### TRECHO DO DOCUMENTO
Algumas brincadeiras carnavalescas guardam uma carga preconceituosa. Minorias e grupos engajados acham que está na hora de rever os estereótipos associados ao festejo

André Baioff*

 

Nega Maluca, personagem muito comum no carnaval: precisamos disso? 

Cada um prioriza o que quer quando vai se fantasiar para o carnaval. Alguns pensam no calor e querem roupas frescas; outros se preocupam em ficar atraentes. Nisso, pouca roupa ajuda. Há ainda quem pensa na praticidade e cria uma produção com o que já tem em casa. O resultado é uma quantidade enorme de fantasias, sendo boa parte delas uma releitura de temas tradicionais. Frequentemente, esses motivos têm um quê de politicamente incorretos, o que vem gerando um grande debate sobre o que é, ou não, ofensivo.

 

Como o carnaval é a festa da inversão de valores, em que o bobo da corte faz piada com o rei, esse constrangimento foi, por muito tempo, minimizado. Agora, não mais: existem grupos seriamente determinados a questionar personagens típicos, como a Nega Maluca, e o teor das letras de certas marchinhas, que variam entre o machista, o homofóbico e o racista. Para esses ativistas, a brincadeira não tem graça.

A produtora cultural Tainá Almeida, 29 anos, integrante do Coletivo Meninas Black Power do Rio de Janeiro, diz que a fantasia da Nega Maluca é um das mais preocupantes, porque satiriza as mulheres negras. “Pessoas não negras fazem black face (pintam o rosto de tinta preta), usam perucas de cabelos crespos no estilo black power, colocam enchimentos para simbolizar os seios e as nádegas e, assim, reforçam estereótipos hipersexualizadores da mulher negra”, detalha a jovem.

Para a jornalista Juliana Cézar Nunes, 36 anos, integrante da irmandade Pretas Candangas e da Comissão de Jornalistas pela Igualdade Racial do DF (Cojira-SJPDF), certas fantasias reforçam, sim, preconceitos travestidos de humor. Além do black face, ela explica que os trajes carnavalescos têm o poder de reforçar papéis sociais. “Isso fica bem evidente nas fantasias eróticas e depreciativas de enfermeiras e empregadas domésticas. São profissões, em geral, exercidas por mulheres, principalmente negras, que não raramente vivem situações de assédio, racismo e violência sexual no seu cotidiano. Colocar isso no carnaval, a pretexto de ‘brincadeira’, autoriza a continuidade dessas agressões”, afirma.

### INFORMAÇÕES EXIBIDAS
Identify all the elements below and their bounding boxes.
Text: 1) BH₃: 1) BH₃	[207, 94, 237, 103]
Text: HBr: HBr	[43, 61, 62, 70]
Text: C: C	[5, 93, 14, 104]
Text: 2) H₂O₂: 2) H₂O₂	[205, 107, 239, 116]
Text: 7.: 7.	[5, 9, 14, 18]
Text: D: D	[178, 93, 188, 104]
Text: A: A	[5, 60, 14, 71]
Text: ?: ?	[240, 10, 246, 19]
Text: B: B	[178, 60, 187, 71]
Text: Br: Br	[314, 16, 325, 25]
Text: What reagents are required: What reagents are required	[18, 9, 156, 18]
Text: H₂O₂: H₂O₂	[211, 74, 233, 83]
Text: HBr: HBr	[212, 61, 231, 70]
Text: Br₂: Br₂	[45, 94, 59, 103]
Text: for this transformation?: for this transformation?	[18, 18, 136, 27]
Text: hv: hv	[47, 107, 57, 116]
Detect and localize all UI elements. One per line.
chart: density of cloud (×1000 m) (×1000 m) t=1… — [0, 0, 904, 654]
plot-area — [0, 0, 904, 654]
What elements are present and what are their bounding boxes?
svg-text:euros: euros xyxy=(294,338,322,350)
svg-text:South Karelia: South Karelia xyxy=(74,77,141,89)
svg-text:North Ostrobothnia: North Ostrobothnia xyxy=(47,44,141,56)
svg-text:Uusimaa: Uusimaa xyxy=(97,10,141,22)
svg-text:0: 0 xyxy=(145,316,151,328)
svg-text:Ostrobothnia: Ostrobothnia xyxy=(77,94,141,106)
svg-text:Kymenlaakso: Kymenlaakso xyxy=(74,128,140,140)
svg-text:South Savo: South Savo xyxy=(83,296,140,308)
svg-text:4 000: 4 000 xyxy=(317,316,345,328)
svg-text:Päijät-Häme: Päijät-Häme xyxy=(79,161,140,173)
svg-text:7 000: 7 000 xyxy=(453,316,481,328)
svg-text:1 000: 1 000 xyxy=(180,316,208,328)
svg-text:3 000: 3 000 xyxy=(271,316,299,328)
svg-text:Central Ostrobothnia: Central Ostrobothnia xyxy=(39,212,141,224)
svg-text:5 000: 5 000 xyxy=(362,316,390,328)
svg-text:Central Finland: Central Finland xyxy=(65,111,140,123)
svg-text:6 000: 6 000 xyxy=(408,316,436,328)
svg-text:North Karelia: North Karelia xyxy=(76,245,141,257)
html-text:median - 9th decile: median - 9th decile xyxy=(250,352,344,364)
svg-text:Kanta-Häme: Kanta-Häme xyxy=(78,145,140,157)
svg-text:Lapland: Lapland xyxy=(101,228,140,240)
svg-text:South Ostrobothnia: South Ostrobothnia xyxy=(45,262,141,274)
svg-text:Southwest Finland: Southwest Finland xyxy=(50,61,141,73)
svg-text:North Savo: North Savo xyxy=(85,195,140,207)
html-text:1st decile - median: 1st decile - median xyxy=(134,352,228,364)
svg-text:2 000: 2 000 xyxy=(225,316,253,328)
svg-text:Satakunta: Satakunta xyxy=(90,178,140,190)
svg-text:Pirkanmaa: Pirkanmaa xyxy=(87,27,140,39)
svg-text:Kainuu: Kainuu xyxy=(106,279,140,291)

### O QUE SE PEDE
(a) Reescreva de forma mais concisa o parágrafo do trecho do documento que começa com "Como o carnaval é a festa da inversão de valores", preservando seus fatos principais.
(b) Transcreva fielmente tudo o que vai do início dos registros até a linha que contém "svg-text:North Ostrobothnia: North", incluindo essa linha.

### RESPOSTAS COMPLETAS
(a) Por ser o carnaval a festa da inversão de valores, em que o bobo da corte zomba do rei, o constrangimento causado por certas brincadeiras foi minimizado por muito tempo. Isso mudou: há grupos determinados a questionar personagens típicos, como a Nega Maluca, e as letras de marchinhas machistas, homofóbicas ou racistas. Para esses ativistas, a brincadeira não tem graça.

(b)
Identify all the elements below and their bounding boxes.
Text: 1) BH₃: 1) BH₃	[207, 94, 237, 103]
Text: HBr: HBr	[43, 61, 62, 70]
Text: C: C	[5, 93, 14, 104]
Text: 2) H₂O₂: 2) H₂O₂	[205, 107, 239, 116]
Text: 7.: 7.	[5, 9, 14, 18]
Text: D: D	[178, 93, 188, 104]
Text: A: A	[5, 60, 14, 71]
Text: ?: ?	[240, 10, 246, 19]
Text: B: B	[178, 60, 187, 71]
Text: Br: Br	[314, 16, 325, 25]
Text: What reagents are required: What reagents are required	[18, 9, 156, 18]
Text: H₂O₂: H₂O₂	[211, 74, 233, 83]
Text: HBr: HBr	[212, 61, 231, 70]
Text: Br₂: Br₂	[45, 94, 59, 103]
Text: for this transformation?: for this transformation?	[18, 18, 136, 27]
Text: hv: hv	[47, 107, 57, 116]
Detect and localize all UI elements. One per line.
chart: density of cloud (×1000 m) (×1000 m) t=1… — [0, 0, 904, 654]
plot-area — [0, 0, 904, 654]
What elements are present and what are their bounding boxes?
svg-text:euros: euros xyxy=(294,338,322,350)
svg-text:South Karelia: South Karelia xyxy=(74,77,141,89)
svg-text:North Ostrobothnia: North Ostrobothnia xyxy=(47,44,141,56)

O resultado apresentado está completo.